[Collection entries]
- - - - - - -
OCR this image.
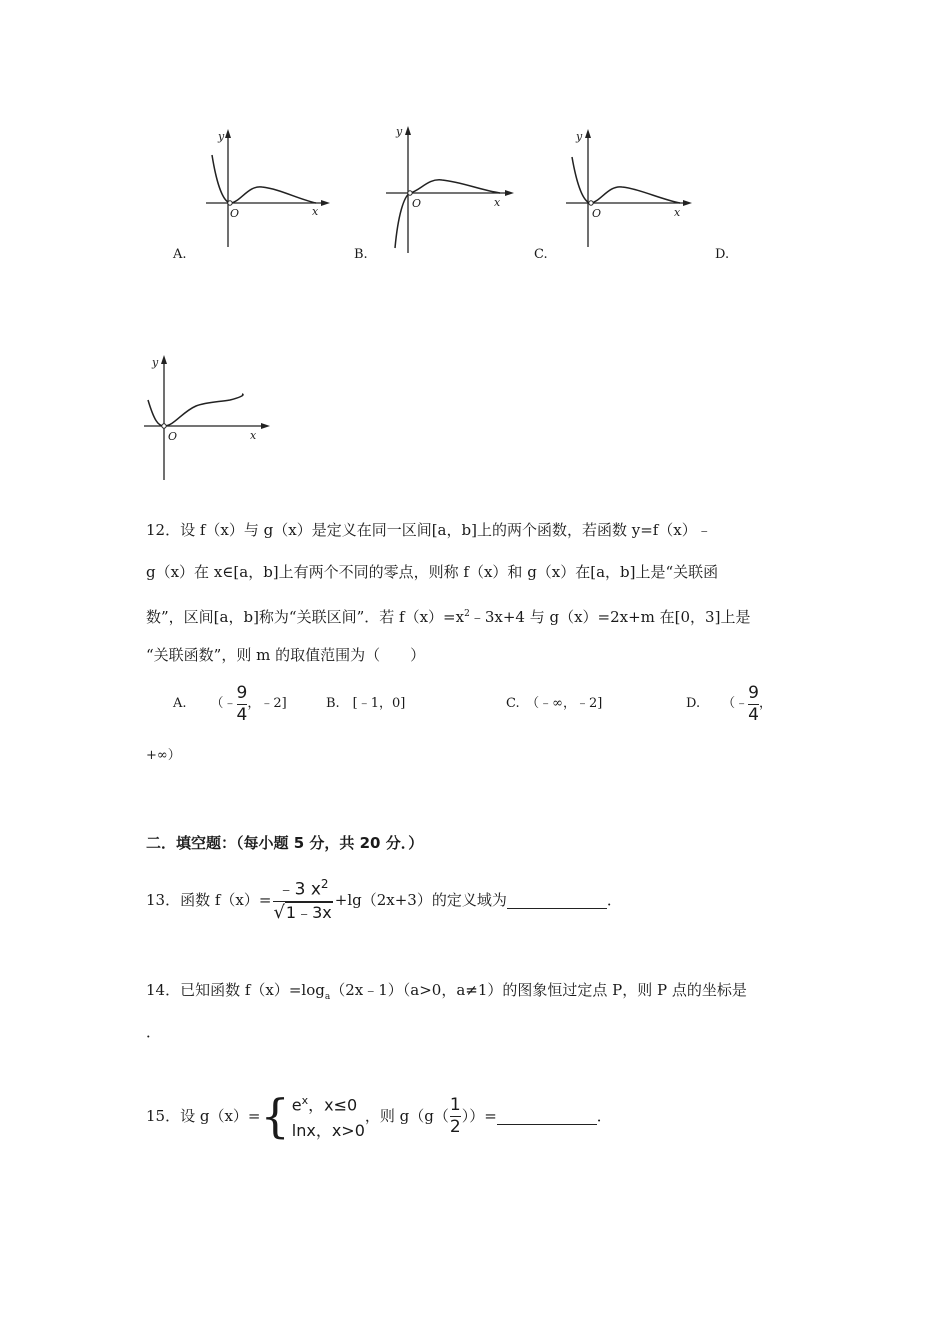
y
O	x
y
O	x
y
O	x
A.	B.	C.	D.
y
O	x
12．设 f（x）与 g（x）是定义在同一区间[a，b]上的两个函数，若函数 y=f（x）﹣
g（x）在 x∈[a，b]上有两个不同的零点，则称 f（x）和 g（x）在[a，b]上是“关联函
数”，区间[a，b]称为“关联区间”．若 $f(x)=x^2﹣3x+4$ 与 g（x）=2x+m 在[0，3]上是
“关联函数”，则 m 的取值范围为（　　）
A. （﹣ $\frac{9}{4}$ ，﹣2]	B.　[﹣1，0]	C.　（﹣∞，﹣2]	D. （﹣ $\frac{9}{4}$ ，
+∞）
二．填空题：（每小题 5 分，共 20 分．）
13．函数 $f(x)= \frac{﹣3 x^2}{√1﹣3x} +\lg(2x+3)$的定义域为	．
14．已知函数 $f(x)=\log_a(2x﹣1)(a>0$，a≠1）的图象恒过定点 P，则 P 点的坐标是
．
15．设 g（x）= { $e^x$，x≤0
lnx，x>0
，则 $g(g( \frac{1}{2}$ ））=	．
- - - - - - -
> _GIVEN EXERCISE_: Write out all the records again, exactly, minus any pictures.

> _WORKED SOLUTION_:
OCR this image.
y
O	x
y
O	x
y
O	x
A.	B.	C.	D.
y
O	x
12．设 f（x）与 g（x）是定义在同一区间[a，b]上的两个函数，若函数 y=f（x）﹣
g（x）在 x∈[a，b]上有两个不同的零点，则称 f（x）和 g（x）在[a，b]上是“关联函
数”，区间[a，b]称为“关联区间”．若 $f(x)=x^2﹣3x+4$ 与 g（x）=2x+m 在[0，3]上是
“关联函数”，则 m 的取值范围为（　　）
A. （﹣ $\frac{9}{4}$ ，﹣2]	B.　[﹣1，0]	C.　（﹣∞，﹣2]	D. （﹣ $\frac{9}{4}$ ，
+∞）
二．填空题：（每小题 5 分，共 20 分．）
13．函数 $f(x)= \frac{﹣3 x^2}{√1﹣3x} +\lg(2x+3)$的定义域为	．
14．已知函数 $f(x)=\log_a(2x﹣1)(a>0$，a≠1）的图象恒过定点 P，则 P 点的坐标是
．
15．设 g（x）= { $e^x$，x≤0
lnx，x>0
，则 $g(g( \frac{1}{2}$ ））=	．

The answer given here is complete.